CHALLENGE:
Copy all of the material below exactly.

RAW RECORDS:
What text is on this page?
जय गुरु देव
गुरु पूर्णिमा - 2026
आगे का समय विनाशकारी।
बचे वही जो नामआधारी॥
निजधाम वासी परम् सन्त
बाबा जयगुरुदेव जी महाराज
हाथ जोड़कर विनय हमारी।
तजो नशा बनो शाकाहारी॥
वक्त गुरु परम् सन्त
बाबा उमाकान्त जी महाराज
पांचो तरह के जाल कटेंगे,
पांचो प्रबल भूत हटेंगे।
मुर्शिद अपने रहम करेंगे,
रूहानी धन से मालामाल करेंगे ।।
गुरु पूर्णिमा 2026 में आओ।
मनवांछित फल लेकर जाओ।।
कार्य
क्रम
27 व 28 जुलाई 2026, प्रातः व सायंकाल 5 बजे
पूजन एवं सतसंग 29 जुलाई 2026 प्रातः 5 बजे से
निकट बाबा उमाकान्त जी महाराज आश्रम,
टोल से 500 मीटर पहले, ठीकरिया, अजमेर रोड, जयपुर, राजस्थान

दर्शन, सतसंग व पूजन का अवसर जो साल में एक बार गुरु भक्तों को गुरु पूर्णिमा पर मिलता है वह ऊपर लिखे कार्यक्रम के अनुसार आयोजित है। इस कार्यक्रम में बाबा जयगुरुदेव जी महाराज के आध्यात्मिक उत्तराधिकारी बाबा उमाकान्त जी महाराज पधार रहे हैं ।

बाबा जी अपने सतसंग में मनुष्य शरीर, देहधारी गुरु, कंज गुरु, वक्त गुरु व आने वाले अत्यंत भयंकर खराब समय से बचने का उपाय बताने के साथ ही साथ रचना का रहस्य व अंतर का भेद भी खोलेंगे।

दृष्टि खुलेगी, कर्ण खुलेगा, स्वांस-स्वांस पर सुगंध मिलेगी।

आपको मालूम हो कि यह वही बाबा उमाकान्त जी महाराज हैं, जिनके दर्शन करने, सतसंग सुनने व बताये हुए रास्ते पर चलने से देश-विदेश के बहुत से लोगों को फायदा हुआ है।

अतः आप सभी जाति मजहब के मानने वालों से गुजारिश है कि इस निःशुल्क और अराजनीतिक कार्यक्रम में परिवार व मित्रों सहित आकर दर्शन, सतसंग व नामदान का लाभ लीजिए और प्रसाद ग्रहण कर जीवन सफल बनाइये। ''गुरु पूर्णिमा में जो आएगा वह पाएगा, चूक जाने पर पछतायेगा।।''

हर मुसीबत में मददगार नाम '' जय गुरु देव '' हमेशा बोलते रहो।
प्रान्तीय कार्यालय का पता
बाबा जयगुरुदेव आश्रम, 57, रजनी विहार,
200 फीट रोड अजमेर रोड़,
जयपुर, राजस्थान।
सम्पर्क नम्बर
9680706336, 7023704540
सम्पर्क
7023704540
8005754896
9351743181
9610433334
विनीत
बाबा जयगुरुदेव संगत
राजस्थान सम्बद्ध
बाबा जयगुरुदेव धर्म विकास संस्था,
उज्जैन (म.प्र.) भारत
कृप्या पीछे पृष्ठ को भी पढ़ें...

SOLUTION BELOW:
What text is on this page?
जय गुरु देव
गुरु पूर्णिमा - 2026
आगे का समय विनाशकारी।
बचे वही जो नामआधारी॥
निजधाम वासी परम् सन्त
बाबा जयगुरुदेव जी महाराज
हाथ जोड़कर विनय हमारी।
तजो नशा बनो शाकाहारी॥
वक्त गुरु परम् सन्त
बाबा उमाकान्त जी महाराज
पांचो तरह के जाल कटेंगे,
पांचो प्रबल भूत हटेंगे।
मुर्शिद अपने रहम करेंगे,
रूहानी धन से मालामाल करेंगे ।।
गुरु पूर्णिमा 2026 में आओ।
मनवांछित फल लेकर जाओ।।
कार्य
क्रम
27 व 28 जुलाई 2026, प्रातः व सायंकाल 5 बजे
पूजन एवं सतसंग 29 जुलाई 2026 प्रातः 5 बजे से
निकट बाबा उमाकान्त जी महाराज आश्रम,
टोल से 500 मीटर पहले, ठीकरिया, अजमेर रोड, जयपुर, राजस्थान

दर्शन, सतसंग व पूजन का अवसर जो साल में एक बार गुरु भक्तों को गुरु पूर्णिमा पर मिलता है वह ऊपर लिखे कार्यक्रम के अनुसार आयोजित है। इस कार्यक्रम में बाबा जयगुरुदेव जी महाराज के आध्यात्मिक उत्तराधिकारी बाबा उमाकान्त जी महाराज पधार रहे हैं ।

बाबा जी अपने सतसंग में मनुष्य शरीर, देहधारी गुरु, कंज गुरु, वक्त गुरु व आने वाले अत्यंत भयंकर खराब समय से बचने का उपाय बताने के साथ ही साथ रचना का रहस्य व अंतर का भेद भी खोलेंगे।

दृष्टि खुलेगी, कर्ण खुलेगा, स्वांस-स्वांस पर सुगंध मिलेगी।

आपको मालूम हो कि यह वही बाबा उमाकान्त जी महाराज हैं, जिनके दर्शन करने, सतसंग सुनने व बताये हुए रास्ते पर चलने से देश-विदेश के बहुत से लोगों को फायदा हुआ है।

अतः आप सभी जाति मजहब के मानने वालों से गुजारिश है कि इस निःशुल्क और अराजनीतिक कार्यक्रम में परिवार व मित्रों सहित आकर दर्शन, सतसंग व नामदान का लाभ लीजिए और प्रसाद ग्रहण कर जीवन सफल बनाइये। ''गुरु पूर्णिमा में जो आएगा वह पाएगा, चूक जाने पर पछतायेगा।।''

हर मुसीबत में मददगार नाम '' जय गुरु देव '' हमेशा बोलते रहो।
प्रान्तीय कार्यालय का पता
बाबा जयगुरुदेव आश्रम, 57, रजनी विहार,
200 फीट रोड अजमेर रोड़,
जयपुर, राजस्थान।
सम्पर्क नम्बर
9680706336, 7023704540
सम्पर्क
7023704540
8005754896
9351743181
9610433334
विनीत
बाबा जयगुरुदेव संगत
राजस्थान सम्बद्ध
बाबा जयगुरुदेव धर्म विकास संस्था,
उज्जैन (म.प्र.) भारत
कृप्या पीछे पृष्ठ को भी पढ़ें...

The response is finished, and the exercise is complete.